Copy every line with the string "BRAKING" in it.

Dataset listings of figures ▸
================

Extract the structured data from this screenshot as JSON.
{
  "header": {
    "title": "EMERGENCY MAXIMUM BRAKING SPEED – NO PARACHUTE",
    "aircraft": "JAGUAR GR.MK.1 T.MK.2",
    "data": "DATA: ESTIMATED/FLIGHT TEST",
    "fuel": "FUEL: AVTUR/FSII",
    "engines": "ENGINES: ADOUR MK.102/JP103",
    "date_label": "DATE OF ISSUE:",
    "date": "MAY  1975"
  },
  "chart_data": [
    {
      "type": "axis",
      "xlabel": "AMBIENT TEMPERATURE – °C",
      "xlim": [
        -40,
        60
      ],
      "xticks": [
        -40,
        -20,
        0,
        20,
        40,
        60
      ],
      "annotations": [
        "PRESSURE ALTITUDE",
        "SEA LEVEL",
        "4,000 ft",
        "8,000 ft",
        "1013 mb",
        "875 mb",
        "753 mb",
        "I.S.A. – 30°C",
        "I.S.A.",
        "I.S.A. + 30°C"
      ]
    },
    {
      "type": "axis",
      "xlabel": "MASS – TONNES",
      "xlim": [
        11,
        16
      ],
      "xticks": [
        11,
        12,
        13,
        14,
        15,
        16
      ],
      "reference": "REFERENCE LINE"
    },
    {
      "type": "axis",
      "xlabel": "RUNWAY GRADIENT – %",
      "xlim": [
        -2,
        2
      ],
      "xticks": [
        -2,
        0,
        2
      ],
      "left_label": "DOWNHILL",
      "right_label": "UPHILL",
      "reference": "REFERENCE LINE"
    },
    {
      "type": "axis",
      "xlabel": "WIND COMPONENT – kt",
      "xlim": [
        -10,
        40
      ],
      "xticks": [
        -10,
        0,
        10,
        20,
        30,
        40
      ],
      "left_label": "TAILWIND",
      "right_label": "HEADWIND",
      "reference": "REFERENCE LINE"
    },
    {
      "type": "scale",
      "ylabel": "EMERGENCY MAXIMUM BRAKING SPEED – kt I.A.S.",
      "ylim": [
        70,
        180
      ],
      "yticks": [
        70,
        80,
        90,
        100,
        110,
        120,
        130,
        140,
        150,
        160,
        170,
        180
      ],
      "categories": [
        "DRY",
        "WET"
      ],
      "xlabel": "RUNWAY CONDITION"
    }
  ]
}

================

Problem solution ▸
    "title": "EMERGENCY MAXIMUM BRAKING SPEED – NO PARACHUTE",
      "ylabel": "EMERGENCY MAXIMUM BRAKING SPEED – kt I.A.S.",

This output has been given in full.